▸ Record list
....

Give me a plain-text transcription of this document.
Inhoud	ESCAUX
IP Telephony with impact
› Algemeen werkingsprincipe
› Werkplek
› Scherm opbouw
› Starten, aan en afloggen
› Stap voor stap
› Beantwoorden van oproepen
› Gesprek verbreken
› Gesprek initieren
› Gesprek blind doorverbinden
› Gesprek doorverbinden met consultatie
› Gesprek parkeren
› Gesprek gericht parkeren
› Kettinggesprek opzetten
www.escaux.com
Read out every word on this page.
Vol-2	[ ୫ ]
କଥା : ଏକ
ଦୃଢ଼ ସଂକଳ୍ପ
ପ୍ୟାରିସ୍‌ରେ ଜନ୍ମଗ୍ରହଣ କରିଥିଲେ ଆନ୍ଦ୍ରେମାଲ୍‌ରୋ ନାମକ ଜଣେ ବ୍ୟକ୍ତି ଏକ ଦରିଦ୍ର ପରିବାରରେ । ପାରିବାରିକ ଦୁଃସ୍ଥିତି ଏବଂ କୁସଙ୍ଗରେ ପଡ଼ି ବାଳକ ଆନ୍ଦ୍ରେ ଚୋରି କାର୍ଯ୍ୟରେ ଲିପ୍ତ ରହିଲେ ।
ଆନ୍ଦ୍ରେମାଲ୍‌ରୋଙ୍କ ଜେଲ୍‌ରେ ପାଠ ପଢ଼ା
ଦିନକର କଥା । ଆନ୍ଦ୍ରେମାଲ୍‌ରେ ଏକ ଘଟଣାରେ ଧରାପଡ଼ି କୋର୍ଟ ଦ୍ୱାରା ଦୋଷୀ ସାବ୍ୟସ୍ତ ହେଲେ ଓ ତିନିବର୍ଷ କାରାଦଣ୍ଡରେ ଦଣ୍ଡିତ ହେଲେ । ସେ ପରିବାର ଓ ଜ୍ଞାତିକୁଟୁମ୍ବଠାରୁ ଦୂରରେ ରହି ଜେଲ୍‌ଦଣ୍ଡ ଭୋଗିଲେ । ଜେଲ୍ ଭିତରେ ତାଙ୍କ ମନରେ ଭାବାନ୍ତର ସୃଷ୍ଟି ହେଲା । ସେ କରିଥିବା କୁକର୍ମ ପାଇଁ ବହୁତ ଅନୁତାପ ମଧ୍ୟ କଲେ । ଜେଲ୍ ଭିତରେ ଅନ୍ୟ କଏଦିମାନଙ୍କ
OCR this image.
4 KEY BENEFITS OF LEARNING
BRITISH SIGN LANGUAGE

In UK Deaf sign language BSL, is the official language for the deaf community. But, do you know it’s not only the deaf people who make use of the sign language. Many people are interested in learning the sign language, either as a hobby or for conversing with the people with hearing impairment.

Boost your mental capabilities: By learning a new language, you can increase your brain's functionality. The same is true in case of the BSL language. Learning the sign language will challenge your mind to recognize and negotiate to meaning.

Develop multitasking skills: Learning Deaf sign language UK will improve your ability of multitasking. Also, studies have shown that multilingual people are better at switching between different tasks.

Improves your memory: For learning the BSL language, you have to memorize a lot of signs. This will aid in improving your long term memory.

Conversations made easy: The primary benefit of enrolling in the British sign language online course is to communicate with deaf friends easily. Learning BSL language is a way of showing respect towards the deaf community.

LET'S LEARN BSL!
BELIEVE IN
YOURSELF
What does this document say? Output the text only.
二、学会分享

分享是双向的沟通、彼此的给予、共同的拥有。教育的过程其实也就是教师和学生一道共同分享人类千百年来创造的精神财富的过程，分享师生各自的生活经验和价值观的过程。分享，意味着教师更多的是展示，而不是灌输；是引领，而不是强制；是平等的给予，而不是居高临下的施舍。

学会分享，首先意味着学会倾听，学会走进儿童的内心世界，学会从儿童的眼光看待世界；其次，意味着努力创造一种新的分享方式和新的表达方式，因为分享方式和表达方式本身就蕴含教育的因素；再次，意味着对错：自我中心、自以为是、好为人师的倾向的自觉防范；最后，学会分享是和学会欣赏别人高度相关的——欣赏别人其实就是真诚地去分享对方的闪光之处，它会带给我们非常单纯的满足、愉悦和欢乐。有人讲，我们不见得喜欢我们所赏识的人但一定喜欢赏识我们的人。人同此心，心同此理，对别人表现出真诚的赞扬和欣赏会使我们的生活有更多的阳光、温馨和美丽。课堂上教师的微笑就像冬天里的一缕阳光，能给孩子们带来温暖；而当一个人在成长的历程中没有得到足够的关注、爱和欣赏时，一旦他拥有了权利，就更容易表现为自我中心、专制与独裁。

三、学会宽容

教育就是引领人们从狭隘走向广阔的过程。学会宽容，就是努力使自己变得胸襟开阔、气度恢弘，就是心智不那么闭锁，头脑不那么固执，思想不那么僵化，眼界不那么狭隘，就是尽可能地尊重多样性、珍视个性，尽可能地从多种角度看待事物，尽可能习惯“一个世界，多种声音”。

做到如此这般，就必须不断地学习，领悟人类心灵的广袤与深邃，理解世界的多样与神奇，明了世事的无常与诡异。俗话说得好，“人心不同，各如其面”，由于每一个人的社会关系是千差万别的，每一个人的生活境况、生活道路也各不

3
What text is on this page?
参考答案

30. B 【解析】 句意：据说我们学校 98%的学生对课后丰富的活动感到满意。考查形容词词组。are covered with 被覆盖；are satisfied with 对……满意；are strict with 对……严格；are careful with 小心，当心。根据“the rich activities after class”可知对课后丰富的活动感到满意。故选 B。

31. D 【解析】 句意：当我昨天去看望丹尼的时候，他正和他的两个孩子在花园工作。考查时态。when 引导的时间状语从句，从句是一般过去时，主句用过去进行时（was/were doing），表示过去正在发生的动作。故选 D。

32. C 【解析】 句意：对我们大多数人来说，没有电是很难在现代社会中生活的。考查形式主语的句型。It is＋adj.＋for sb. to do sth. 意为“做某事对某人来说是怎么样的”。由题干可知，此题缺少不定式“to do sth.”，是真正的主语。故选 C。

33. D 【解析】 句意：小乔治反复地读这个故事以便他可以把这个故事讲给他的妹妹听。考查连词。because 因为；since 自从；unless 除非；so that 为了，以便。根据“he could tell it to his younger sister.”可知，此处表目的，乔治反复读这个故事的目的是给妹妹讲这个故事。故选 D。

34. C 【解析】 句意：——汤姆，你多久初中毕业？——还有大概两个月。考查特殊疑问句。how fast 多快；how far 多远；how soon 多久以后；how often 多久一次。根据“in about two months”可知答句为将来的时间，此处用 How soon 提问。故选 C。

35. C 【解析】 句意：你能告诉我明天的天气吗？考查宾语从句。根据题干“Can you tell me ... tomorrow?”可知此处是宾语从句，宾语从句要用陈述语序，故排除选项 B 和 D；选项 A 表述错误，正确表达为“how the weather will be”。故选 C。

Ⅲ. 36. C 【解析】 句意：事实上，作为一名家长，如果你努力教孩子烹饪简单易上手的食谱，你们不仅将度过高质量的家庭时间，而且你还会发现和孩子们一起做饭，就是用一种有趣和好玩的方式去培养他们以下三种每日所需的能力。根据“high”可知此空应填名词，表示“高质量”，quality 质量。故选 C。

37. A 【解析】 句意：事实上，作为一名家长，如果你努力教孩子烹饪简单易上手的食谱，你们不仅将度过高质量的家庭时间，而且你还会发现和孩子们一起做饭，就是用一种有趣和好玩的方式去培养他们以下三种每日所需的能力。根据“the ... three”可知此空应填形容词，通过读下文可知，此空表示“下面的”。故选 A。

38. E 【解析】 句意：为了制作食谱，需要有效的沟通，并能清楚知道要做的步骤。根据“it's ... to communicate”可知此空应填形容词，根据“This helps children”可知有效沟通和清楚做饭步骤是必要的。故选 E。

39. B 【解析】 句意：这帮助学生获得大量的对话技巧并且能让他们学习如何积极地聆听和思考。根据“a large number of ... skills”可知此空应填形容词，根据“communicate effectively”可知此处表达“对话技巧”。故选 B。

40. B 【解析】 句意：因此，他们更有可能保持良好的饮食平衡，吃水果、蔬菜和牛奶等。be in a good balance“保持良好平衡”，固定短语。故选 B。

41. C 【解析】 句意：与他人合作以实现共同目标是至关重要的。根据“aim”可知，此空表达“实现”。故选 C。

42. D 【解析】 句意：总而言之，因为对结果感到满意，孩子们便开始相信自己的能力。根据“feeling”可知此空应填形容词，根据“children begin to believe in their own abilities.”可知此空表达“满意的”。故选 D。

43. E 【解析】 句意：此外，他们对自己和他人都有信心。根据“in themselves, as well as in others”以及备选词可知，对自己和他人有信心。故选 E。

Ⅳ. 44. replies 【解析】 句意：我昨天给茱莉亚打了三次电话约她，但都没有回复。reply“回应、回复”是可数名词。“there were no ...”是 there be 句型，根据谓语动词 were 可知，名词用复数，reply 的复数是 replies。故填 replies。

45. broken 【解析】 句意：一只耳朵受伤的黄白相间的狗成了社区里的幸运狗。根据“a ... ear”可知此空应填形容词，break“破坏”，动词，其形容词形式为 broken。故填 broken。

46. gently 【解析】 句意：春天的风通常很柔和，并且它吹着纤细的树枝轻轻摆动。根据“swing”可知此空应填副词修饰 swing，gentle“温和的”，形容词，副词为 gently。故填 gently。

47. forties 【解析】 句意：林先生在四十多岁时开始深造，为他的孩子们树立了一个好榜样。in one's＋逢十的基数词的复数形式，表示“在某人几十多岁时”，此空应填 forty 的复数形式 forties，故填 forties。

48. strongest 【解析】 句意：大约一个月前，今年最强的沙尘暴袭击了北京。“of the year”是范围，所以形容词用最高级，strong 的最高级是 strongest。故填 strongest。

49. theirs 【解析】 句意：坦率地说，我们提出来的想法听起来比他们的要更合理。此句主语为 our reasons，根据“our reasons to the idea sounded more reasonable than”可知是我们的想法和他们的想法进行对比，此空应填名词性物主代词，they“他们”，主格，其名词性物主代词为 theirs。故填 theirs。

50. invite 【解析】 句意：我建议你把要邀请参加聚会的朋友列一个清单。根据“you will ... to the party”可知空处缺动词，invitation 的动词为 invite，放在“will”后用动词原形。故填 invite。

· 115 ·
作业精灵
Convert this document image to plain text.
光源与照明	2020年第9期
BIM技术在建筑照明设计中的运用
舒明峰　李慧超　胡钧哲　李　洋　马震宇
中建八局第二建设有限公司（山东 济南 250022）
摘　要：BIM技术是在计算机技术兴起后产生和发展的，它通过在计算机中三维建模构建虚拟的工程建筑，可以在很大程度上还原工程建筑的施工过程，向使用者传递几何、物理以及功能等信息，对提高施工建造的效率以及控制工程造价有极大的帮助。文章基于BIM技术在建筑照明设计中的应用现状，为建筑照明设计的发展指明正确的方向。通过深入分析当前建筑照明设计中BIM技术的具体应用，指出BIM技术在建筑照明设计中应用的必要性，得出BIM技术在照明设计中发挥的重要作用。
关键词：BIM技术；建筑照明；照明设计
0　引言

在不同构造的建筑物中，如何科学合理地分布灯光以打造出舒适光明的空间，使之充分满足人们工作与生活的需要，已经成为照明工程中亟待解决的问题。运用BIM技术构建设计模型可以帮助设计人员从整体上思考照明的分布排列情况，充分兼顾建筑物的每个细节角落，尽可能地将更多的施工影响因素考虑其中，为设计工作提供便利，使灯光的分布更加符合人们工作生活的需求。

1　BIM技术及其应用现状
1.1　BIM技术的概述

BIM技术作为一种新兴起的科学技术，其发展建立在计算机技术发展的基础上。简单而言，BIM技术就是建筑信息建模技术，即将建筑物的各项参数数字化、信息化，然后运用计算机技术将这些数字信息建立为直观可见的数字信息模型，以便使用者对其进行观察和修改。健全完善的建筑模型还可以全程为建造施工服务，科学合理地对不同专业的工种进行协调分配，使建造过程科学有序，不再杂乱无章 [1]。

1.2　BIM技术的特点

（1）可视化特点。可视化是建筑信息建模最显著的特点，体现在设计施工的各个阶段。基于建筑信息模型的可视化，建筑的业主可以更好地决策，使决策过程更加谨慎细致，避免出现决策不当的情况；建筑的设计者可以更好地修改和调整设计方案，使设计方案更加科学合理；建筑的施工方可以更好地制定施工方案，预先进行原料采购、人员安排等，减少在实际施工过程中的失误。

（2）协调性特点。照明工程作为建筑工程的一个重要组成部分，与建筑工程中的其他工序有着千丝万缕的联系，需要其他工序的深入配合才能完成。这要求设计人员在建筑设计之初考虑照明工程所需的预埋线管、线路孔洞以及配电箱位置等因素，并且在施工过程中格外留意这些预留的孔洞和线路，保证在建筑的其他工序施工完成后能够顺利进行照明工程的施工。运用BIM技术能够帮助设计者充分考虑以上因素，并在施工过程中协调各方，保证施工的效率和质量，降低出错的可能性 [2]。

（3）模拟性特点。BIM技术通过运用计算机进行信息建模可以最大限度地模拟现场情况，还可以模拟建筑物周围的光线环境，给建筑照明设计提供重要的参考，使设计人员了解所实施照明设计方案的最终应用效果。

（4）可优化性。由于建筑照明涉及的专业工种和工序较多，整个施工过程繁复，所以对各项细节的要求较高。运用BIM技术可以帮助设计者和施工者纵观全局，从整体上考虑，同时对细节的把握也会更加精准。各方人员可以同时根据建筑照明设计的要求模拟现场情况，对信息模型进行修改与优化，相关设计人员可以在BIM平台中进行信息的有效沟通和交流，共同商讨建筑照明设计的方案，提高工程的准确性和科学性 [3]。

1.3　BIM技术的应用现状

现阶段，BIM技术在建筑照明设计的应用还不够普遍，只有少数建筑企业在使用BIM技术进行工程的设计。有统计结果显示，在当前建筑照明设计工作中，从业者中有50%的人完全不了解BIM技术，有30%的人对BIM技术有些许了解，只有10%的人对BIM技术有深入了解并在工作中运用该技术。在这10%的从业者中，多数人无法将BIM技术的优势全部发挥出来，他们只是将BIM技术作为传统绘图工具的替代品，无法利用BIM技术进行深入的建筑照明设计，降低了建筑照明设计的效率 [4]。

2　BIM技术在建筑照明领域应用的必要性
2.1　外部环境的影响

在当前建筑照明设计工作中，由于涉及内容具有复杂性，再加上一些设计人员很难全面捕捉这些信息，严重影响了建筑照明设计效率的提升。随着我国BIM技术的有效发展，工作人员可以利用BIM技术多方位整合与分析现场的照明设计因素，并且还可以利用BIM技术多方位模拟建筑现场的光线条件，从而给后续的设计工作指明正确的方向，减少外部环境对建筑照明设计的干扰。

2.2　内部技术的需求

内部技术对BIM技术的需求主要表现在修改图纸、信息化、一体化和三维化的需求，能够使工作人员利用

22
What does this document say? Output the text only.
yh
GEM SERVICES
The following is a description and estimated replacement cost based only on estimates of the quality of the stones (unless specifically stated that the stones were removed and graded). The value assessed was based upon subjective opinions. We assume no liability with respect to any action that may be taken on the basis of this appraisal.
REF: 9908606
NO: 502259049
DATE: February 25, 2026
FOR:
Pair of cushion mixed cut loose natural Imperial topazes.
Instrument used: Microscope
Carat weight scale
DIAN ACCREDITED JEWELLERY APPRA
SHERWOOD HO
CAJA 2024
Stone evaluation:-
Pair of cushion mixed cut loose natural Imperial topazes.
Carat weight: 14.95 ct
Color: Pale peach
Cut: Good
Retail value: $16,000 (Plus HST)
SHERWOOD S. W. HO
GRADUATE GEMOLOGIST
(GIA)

....

▸ Given problem
Within the material above, find the lines that contain the word "学会分享"; copy them.

▸ Solution below
二、学会分享
学会分享，首先意味着学会倾听，学会走进儿童的内心世界，学会从儿童的眼光看待世界；其次，意味着努力创造一种新的分享方式和新的表达方式，因为分享方式和表达方式本身就蕴含教育的因素；再次，意味着对错：自我中心、自以为是、好为人师的倾向的自觉防范；最后，学会分享是和学会欣赏别人高度相关的——欣赏别人其实就是真诚地去分享对方的闪光之处，它会带给我们非常单纯的满足、愉悦和欢乐。有人讲，我们不见得喜欢我们所赏识的人但一定喜欢赏识我们的人。人同此心，心同此理，对别人表现出真诚的赞扬和欣赏会使我们的生活有更多的阳光、温馨和美丽。课堂上教师的微笑就像冬天里的一缕阳光，能给孩子们带来温暖；而当一个人在成长的历程中没有得到足够的关注、爱和欣赏时，一旦他拥有了权利，就更容易表现为自我中心、专制与独裁。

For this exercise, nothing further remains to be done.